— begin —

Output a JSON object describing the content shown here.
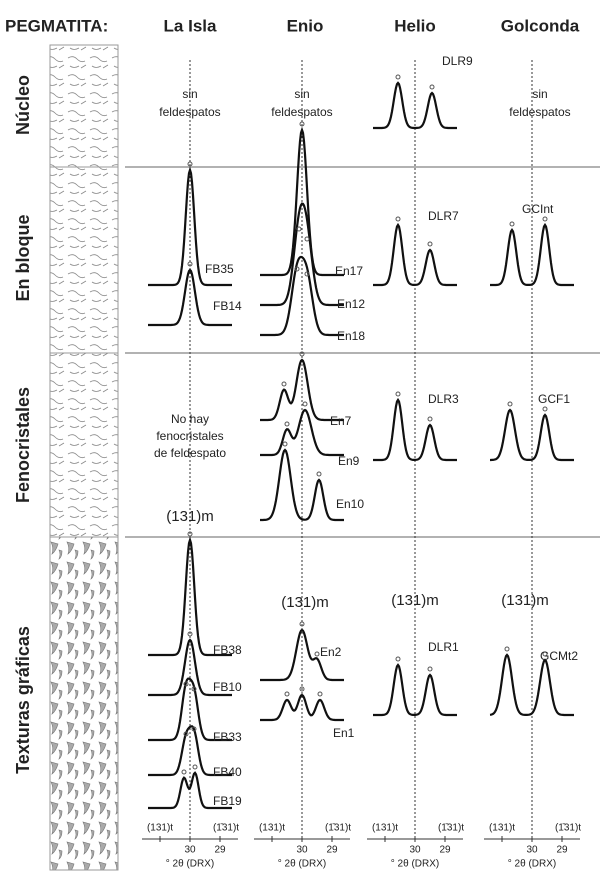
{
  "header": {
    "label": "PEGMATITA:",
    "columns": [
      "La Isla",
      "Enio",
      "Helio",
      "Golconda"
    ]
  },
  "rows": [
    "Núcleo",
    "En bloque",
    "Fenocristales",
    "Texturas gráficas"
  ],
  "nucleo": {
    "la_isla": [
      "sin",
      "feldespatos"
    ],
    "enio": [
      "sin",
      "feldespatos"
    ],
    "helio": "DLR9",
    "golconda": [
      "sin",
      "feldespatos"
    ]
  },
  "en_bloque": {
    "la_isla": [
      "FB35",
      "FB14"
    ],
    "enio": [
      "En17",
      "En12",
      "En18"
    ],
    "helio": "DLR7",
    "golconda": "GCInt"
  },
  "fenocristales": {
    "la_isla": {
      "note": [
        "No hay",
        "fenocristales",
        "de feldespato"
      ],
      "peak": "(131)m"
    },
    "enio": [
      "En7",
      "En9",
      "En10"
    ],
    "helio": "DLR3",
    "golconda": "GCF1"
  },
  "texturas_graficas": {
    "la_isla": [
      "FB38",
      "FB10",
      "FB33",
      "FB40",
      "FB19"
    ],
    "enio": {
      "peak": "(131)m",
      "samples": [
        "En2",
        "En1"
      ]
    },
    "helio": {
      "peak": "(131)m",
      "sample": "DLR1"
    },
    "golconda": {
      "peak": "(131)m",
      "sample": "GCMt2"
    }
  },
  "axis": {
    "left_peak": "(131)t",
    "right_peak": "(1̄31)t",
    "ticks": [
      "30",
      "29"
    ],
    "label": "° 2θ (DRX)"
  }
}
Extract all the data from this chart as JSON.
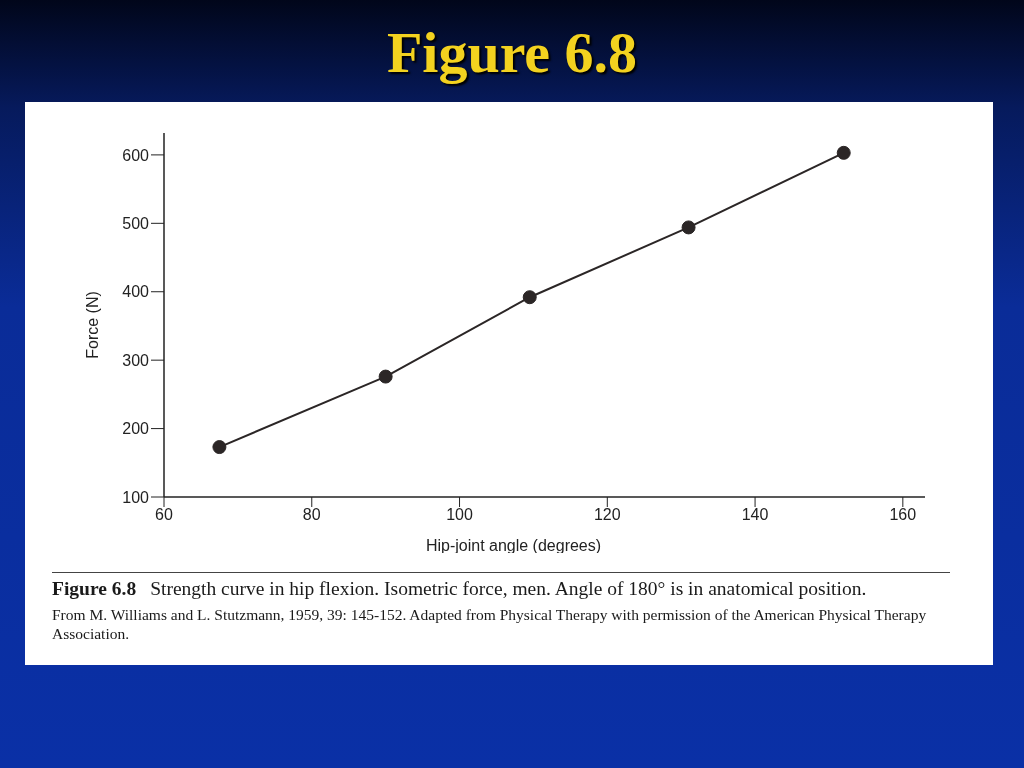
{
  "chart_data": {
    "type": "line",
    "title": "Figure 6.8",
    "xlabel": "Hip-joint angle (degrees)",
    "ylabel": "Force (N)",
    "x": [
      67.5,
      90,
      109.5,
      131,
      152
    ],
    "series": [
      {
        "color": "#2b2626",
        "values": [
          173,
          276,
          392,
          494,
          603
        ]
      }
    ],
    "xlim": [
      60,
      163
    ],
    "xticks": [
      60,
      80,
      100,
      120,
      140,
      160
    ],
    "ylim": [
      100,
      632
    ],
    "yticks": [
      100,
      200,
      300,
      400,
      500,
      600
    ],
    "marker": "circle",
    "line_style": "solid",
    "annotations": [
      "Figure 6.8",
      "Strength curve in hip flexion. Isometric force, men. Angle of 180° is in anatomical position.",
      "From M. Williams and L. Stutzmann, 1959, 39: 145-152. Adapted from Physical Therapy with permission of the American Physical Therapy Association."
    ]
  }
}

— end —

• _Written task_
Without including any pictures, print all of the material exactly as given.

• _Task response_
Output a JSON object describing the content shown here.
{
  "header": {
    "label": "PEGMATITA:",
    "columns": [
      "La Isla",
      "Enio",
      "Helio",
      "Golconda"
    ]
  },
  "rows": [
    "Núcleo",
    "En bloque",
    "Fenocristales",
    "Texturas gráficas"
  ],
  "nucleo": {
    "la_isla": [
      "sin",
      "feldespatos"
    ],
    "enio": [
      "sin",
      "feldespatos"
    ],
    "helio": "DLR9",
    "golconda": [
      "sin",
      "feldespatos"
    ]
  },
  "en_bloque": {
    "la_isla": [
      "FB35",
      "FB14"
    ],
    "enio": [
      "En17",
      "En12",
      "En18"
    ],
    "helio": "DLR7",
    "golconda": "GCInt"
  },
  "fenocristales": {
    "la_isla": {
      "note": [
        "No hay",
        "fenocristales",
        "de feldespato"
      ],
      "peak": "(131)m"
    },
    "enio": [
      "En7",
      "En9",
      "En10"
    ],
    "helio": "DLR3",
    "golconda": "GCF1"
  },
  "texturas_graficas": {
    "la_isla": [
      "FB38",
      "FB10",
      "FB33",
      "FB40",
      "FB19"
    ],
    "enio": {
      "peak": "(131)m",
      "samples": [
        "En2",
        "En1"
      ]
    },
    "helio": {
      "peak": "(131)m",
      "sample": "DLR1"
    },
    "golconda": {
      "peak": "(131)m",
      "sample": "GCMt2"
    }
  },
  "axis": {
    "left_peak": "(131)t",
    "right_peak": "(1̄31)t",
    "ticks": [
      "30",
      "29"
    ],
    "label": "° 2θ (DRX)"
  }
}
Extract all the data from this chart as JSON.
{
  "chart_data": {
    "type": "line",
    "title": "Figure 6.8",
    "xlabel": "Hip-joint angle (degrees)",
    "ylabel": "Force (N)",
    "x": [
      67.5,
      90,
      109.5,
      131,
      152
    ],
    "series": [
      {
        "color": "#2b2626",
        "values": [
          173,
          276,
          392,
          494,
          603
        ]
      }
    ],
    "xlim": [
      60,
      163
    ],
    "xticks": [
      60,
      80,
      100,
      120,
      140,
      160
    ],
    "ylim": [
      100,
      632
    ],
    "yticks": [
      100,
      200,
      300,
      400,
      500,
      600
    ],
    "marker": "circle",
    "line_style": "solid",
    "annotations": [
      "Figure 6.8",
      "Strength curve in hip flexion. Isometric force, men. Angle of 180° is in anatomical position.",
      "From M. Williams and L. Stutzmann, 1959, 39: 145-152. Adapted from Physical Therapy with permission of the American Physical Therapy Association."
    ]
  }
}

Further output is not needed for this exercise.